What is required :: Below are some records. How many of their lines contain the string "Vikhyat"? Give the number only.

Materials provided ::

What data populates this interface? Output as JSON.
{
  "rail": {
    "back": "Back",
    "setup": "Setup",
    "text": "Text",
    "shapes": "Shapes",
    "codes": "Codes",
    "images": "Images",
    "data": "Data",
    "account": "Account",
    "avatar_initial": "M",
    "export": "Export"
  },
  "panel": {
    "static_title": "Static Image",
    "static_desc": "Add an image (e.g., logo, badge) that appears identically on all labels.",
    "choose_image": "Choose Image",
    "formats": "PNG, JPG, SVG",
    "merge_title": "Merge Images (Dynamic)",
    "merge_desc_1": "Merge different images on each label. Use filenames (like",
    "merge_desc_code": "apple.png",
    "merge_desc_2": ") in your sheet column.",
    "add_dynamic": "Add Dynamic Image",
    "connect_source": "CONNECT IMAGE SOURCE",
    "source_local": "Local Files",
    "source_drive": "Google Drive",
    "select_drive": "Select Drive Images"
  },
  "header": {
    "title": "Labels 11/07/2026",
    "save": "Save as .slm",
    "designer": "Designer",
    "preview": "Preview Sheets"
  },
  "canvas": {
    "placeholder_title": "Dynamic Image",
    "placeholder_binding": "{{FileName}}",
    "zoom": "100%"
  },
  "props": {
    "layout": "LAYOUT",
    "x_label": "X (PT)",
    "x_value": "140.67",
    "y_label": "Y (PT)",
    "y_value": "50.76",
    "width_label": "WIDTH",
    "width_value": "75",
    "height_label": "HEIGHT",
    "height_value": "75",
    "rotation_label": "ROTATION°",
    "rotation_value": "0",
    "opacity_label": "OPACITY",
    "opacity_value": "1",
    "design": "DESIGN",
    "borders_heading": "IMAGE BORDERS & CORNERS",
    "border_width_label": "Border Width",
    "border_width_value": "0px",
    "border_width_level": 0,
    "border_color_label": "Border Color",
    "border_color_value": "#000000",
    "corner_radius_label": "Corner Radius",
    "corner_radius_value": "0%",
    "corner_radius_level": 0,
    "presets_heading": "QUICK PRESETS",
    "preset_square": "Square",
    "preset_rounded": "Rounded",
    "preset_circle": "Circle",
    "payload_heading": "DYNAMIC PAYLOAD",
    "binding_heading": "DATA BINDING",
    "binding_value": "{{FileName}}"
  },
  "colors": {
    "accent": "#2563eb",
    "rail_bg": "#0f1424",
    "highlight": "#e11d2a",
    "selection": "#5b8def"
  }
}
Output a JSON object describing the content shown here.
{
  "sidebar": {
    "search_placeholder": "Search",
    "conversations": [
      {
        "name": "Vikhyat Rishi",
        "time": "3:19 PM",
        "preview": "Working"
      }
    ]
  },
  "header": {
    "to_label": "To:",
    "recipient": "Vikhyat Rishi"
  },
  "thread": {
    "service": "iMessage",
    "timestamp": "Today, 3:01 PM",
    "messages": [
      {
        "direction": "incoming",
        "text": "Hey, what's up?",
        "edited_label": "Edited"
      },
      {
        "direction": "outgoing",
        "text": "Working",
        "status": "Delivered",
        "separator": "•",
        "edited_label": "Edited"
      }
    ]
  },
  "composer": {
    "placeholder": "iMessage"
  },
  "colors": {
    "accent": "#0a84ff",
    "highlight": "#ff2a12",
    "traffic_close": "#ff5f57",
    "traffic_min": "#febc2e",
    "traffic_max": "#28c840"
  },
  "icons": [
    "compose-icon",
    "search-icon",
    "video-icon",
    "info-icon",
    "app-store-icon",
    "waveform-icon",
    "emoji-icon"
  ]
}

Worked solution :: 2